# Start of TASK INPUTS
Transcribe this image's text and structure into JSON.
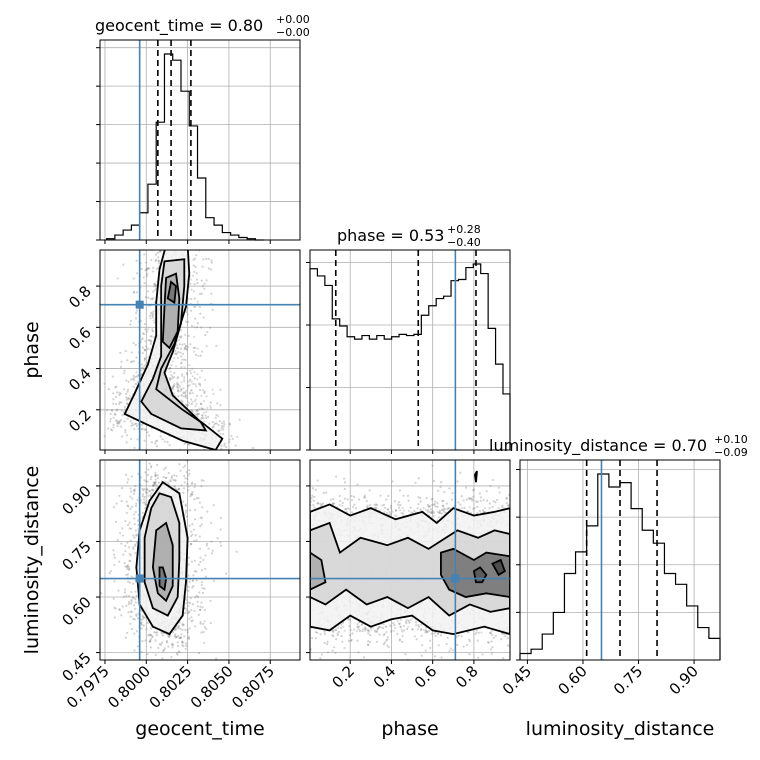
{
  "chart_data": {
    "type": "corner",
    "parameters": [
      "geocent_time",
      "phase",
      "luminosity_distance"
    ],
    "truths": {
      "geocent_time": 0.7996,
      "phase": 0.71,
      "luminosity_distance": 0.65
    },
    "axis_ranges": {
      "geocent_time": [
        0.7972,
        0.8093
      ],
      "phase": [
        0.005,
        0.975
      ],
      "luminosity_distance": [
        0.43,
        0.97
      ]
    },
    "ticks": {
      "geocent_time": [
        0.7975,
        0.8,
        0.8025,
        0.805,
        0.8075
      ],
      "phase": [
        0.2,
        0.4,
        0.6,
        0.8
      ],
      "luminosity_distance": [
        0.45,
        0.6,
        0.75,
        0.9
      ]
    },
    "tick_labels": {
      "geocent_time": [
        "0.7975",
        "0.8000",
        "0.8025",
        "0.8050",
        "0.8075"
      ],
      "phase": [
        "0.2",
        "0.4",
        "0.6",
        "0.8"
      ],
      "luminosity_distance": [
        "0.45",
        "0.60",
        "0.75",
        "0.90"
      ]
    },
    "axis_labels": {
      "geocent_time": "geocent_time",
      "phase": "phase",
      "luminosity_distance": "luminosity_distance"
    },
    "titles": {
      "geocent_time": {
        "name": "geocent_time",
        "median": "0.80",
        "plus": "+0.00",
        "minus": "−0.00"
      },
      "phase": {
        "name": "phase",
        "median": "0.53",
        "plus": "+0.28",
        "minus": "−0.40"
      },
      "luminosity_distance": {
        "name": "luminosity_distance",
        "median": "0.70",
        "plus": "+0.10",
        "minus": "−0.09"
      }
    },
    "quantiles": {
      "geocent_time": [
        0.8007,
        0.8015,
        0.8027
      ],
      "phase": [
        0.13,
        0.53,
        0.81
      ],
      "luminosity_distance": [
        0.61,
        0.7,
        0.8
      ]
    },
    "histograms": {
      "geocent_time": {
        "edges": [
          0.7976,
          0.7981,
          0.7986,
          0.7991,
          0.7996,
          0.8001,
          0.8006,
          0.8011,
          0.8016,
          0.8021,
          0.8026,
          0.8031,
          0.8036,
          0.8041,
          0.8046,
          0.8051,
          0.8056,
          0.8061,
          0.8066,
          0.8071
        ],
        "counts": [
          1,
          4,
          8,
          12,
          22,
          45,
          95,
          150,
          145,
          120,
          92,
          50,
          18,
          12,
          6,
          4,
          2,
          1,
          0
        ]
      },
      "phase": {
        "edges": [
          0.005,
          0.041,
          0.077,
          0.113,
          0.149,
          0.185,
          0.221,
          0.257,
          0.293,
          0.329,
          0.365,
          0.401,
          0.437,
          0.473,
          0.509,
          0.545,
          0.581,
          0.617,
          0.653,
          0.689,
          0.725,
          0.761,
          0.797,
          0.833,
          0.869,
          0.905,
          0.941,
          0.975
        ],
        "counts": [
          152,
          146,
          138,
          110,
          104,
          95,
          93,
          96,
          93,
          96,
          93,
          95,
          97,
          96,
          97,
          113,
          121,
          127,
          129,
          142,
          143,
          153,
          156,
          148,
          102,
          72,
          47
        ]
      },
      "luminosity_distance": {
        "edges": [
          0.43,
          0.46,
          0.49,
          0.52,
          0.55,
          0.58,
          0.61,
          0.64,
          0.67,
          0.7,
          0.73,
          0.76,
          0.79,
          0.82,
          0.85,
          0.88,
          0.91,
          0.94,
          0.97
        ],
        "counts": [
          3,
          5,
          12,
          22,
          40,
          50,
          62,
          86,
          80,
          82,
          70,
          60,
          54,
          40,
          35,
          25,
          15,
          10
        ]
      }
    },
    "contours_2d": [
      {
        "x": "geocent_time",
        "y": "phase",
        "levels": [
          [
            [
              0.7987,
              0.18
            ],
            [
              0.7993,
              0.28
            ],
            [
              0.8001,
              0.42
            ],
            [
              0.8006,
              0.56
            ],
            [
              0.8006,
              0.72
            ],
            [
              0.8008,
              0.88
            ],
            [
              0.8012,
              1.0
            ],
            [
              0.8025,
              1.0
            ],
            [
              0.8026,
              0.86
            ],
            [
              0.8024,
              0.7
            ],
            [
              0.8017,
              0.52
            ],
            [
              0.8009,
              0.4
            ],
            [
              0.8006,
              0.3
            ],
            [
              0.8022,
              0.2
            ],
            [
              0.8035,
              0.13
            ],
            [
              0.8046,
              0.06
            ],
            [
              0.8042,
              0.005
            ],
            [
              0.8022,
              0.05
            ],
            [
              0.8,
              0.13
            ],
            [
              0.7987,
              0.18
            ]
          ],
          [
            [
              0.7997,
              0.24
            ],
            [
              0.8004,
              0.35
            ],
            [
              0.8009,
              0.46
            ],
            [
              0.8009,
              0.62
            ],
            [
              0.8009,
              0.8
            ],
            [
              0.8011,
              0.92
            ],
            [
              0.8023,
              0.93
            ],
            [
              0.8023,
              0.8
            ],
            [
              0.8021,
              0.62
            ],
            [
              0.8016,
              0.48
            ],
            [
              0.8011,
              0.38
            ],
            [
              0.8016,
              0.27
            ],
            [
              0.8033,
              0.14
            ],
            [
              0.8036,
              0.1
            ],
            [
              0.8021,
              0.11
            ],
            [
              0.8003,
              0.18
            ],
            [
              0.7997,
              0.24
            ]
          ],
          [
            [
              0.801,
              0.53
            ],
            [
              0.8011,
              0.7
            ],
            [
              0.8012,
              0.84
            ],
            [
              0.8018,
              0.86
            ],
            [
              0.802,
              0.74
            ],
            [
              0.8019,
              0.58
            ],
            [
              0.8014,
              0.5
            ],
            [
              0.801,
              0.53
            ]
          ],
          [
            [
              0.8013,
              0.74
            ],
            [
              0.8015,
              0.82
            ],
            [
              0.8018,
              0.8
            ],
            [
              0.8017,
              0.72
            ],
            [
              0.8013,
              0.74
            ]
          ]
        ]
      },
      {
        "x": "geocent_time",
        "y": "luminosity_distance",
        "levels": [
          [
            [
              0.8002,
              0.86
            ],
            [
              0.7996,
              0.78
            ],
            [
              0.7994,
              0.68
            ],
            [
              0.7996,
              0.58
            ],
            [
              0.8004,
              0.52
            ],
            [
              0.8014,
              0.5
            ],
            [
              0.8022,
              0.55
            ],
            [
              0.8024,
              0.64
            ],
            [
              0.8025,
              0.76
            ],
            [
              0.802,
              0.88
            ],
            [
              0.801,
              0.91
            ],
            [
              0.8002,
              0.86
            ]
          ],
          [
            [
              0.8003,
              0.84
            ],
            [
              0.7999,
              0.76
            ],
            [
              0.7999,
              0.64
            ],
            [
              0.8004,
              0.57
            ],
            [
              0.8013,
              0.55
            ],
            [
              0.8019,
              0.6
            ],
            [
              0.802,
              0.7
            ],
            [
              0.802,
              0.8
            ],
            [
              0.8015,
              0.87
            ],
            [
              0.8008,
              0.88
            ],
            [
              0.8003,
              0.84
            ]
          ],
          [
            [
              0.8006,
              0.78
            ],
            [
              0.8004,
              0.68
            ],
            [
              0.8007,
              0.61
            ],
            [
              0.8012,
              0.59
            ],
            [
              0.8016,
              0.63
            ],
            [
              0.8016,
              0.74
            ],
            [
              0.8012,
              0.8
            ],
            [
              0.8006,
              0.78
            ]
          ],
          [
            [
              0.8008,
              0.68
            ],
            [
              0.8008,
              0.63
            ],
            [
              0.8011,
              0.62
            ],
            [
              0.8012,
              0.65
            ],
            [
              0.801,
              0.68
            ],
            [
              0.8008,
              0.68
            ]
          ]
        ]
      },
      {
        "x": "phase",
        "y": "luminosity_distance",
        "levels": [
          [
            [
              0.005,
              0.83
            ],
            [
              0.1,
              0.85
            ],
            [
              0.2,
              0.82
            ],
            [
              0.3,
              0.84
            ],
            [
              0.42,
              0.81
            ],
            [
              0.55,
              0.83
            ],
            [
              0.62,
              0.8
            ],
            [
              0.7,
              0.84
            ],
            [
              0.8,
              0.82
            ],
            [
              0.9,
              0.83
            ],
            [
              0.975,
              0.84
            ],
            [
              0.975,
              0.5
            ],
            [
              0.85,
              0.52
            ],
            [
              0.7,
              0.5
            ],
            [
              0.6,
              0.51
            ],
            [
              0.5,
              0.55
            ],
            [
              0.4,
              0.54
            ],
            [
              0.3,
              0.52
            ],
            [
              0.2,
              0.55
            ],
            [
              0.1,
              0.51
            ],
            [
              0.005,
              0.52
            ]
          ],
          [
            [
              0.005,
              0.78
            ],
            [
              0.1,
              0.8
            ],
            [
              0.15,
              0.72
            ],
            [
              0.25,
              0.76
            ],
            [
              0.38,
              0.74
            ],
            [
              0.48,
              0.76
            ],
            [
              0.58,
              0.73
            ],
            [
              0.72,
              0.78
            ],
            [
              0.82,
              0.76
            ],
            [
              0.9,
              0.78
            ],
            [
              0.975,
              0.77
            ],
            [
              0.975,
              0.57
            ],
            [
              0.88,
              0.56
            ],
            [
              0.78,
              0.58
            ],
            [
              0.68,
              0.55
            ],
            [
              0.58,
              0.6
            ],
            [
              0.48,
              0.57
            ],
            [
              0.38,
              0.6
            ],
            [
              0.28,
              0.58
            ],
            [
              0.18,
              0.62
            ],
            [
              0.08,
              0.58
            ],
            [
              0.005,
              0.6
            ]
          ],
          [
            [
              0.005,
              0.72
            ],
            [
              0.06,
              0.7
            ],
            [
              0.08,
              0.64
            ],
            [
              0.005,
              0.62
            ]
          ],
          [
            [
              0.64,
              0.72
            ],
            [
              0.7,
              0.73
            ],
            [
              0.8,
              0.7
            ],
            [
              0.86,
              0.72
            ],
            [
              0.975,
              0.71
            ],
            [
              0.975,
              0.6
            ],
            [
              0.86,
              0.61
            ],
            [
              0.76,
              0.6
            ],
            [
              0.68,
              0.62
            ],
            [
              0.64,
              0.66
            ],
            [
              0.64,
              0.72
            ]
          ],
          [
            [
              0.8,
              0.67
            ],
            [
              0.83,
              0.68
            ],
            [
              0.86,
              0.66
            ],
            [
              0.84,
              0.64
            ],
            [
              0.81,
              0.64
            ],
            [
              0.8,
              0.67
            ]
          ],
          [
            [
              0.89,
              0.69
            ],
            [
              0.93,
              0.7
            ],
            [
              0.95,
              0.67
            ],
            [
              0.92,
              0.66
            ],
            [
              0.89,
              0.69
            ]
          ],
          [
            [
              0.805,
              0.93
            ],
            [
              0.815,
              0.94
            ],
            [
              0.81,
              0.91
            ],
            [
              0.805,
              0.93
            ]
          ]
        ]
      }
    ]
  }
}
# End of TASK INPUTS
**YOUR GOAL:**
Find and copy each line above that includes the string "name".

**RESPONSE TO THE TASK:**
        "name": "geocent_time",
        "name": "phase",
        "name": "luminosity_distance",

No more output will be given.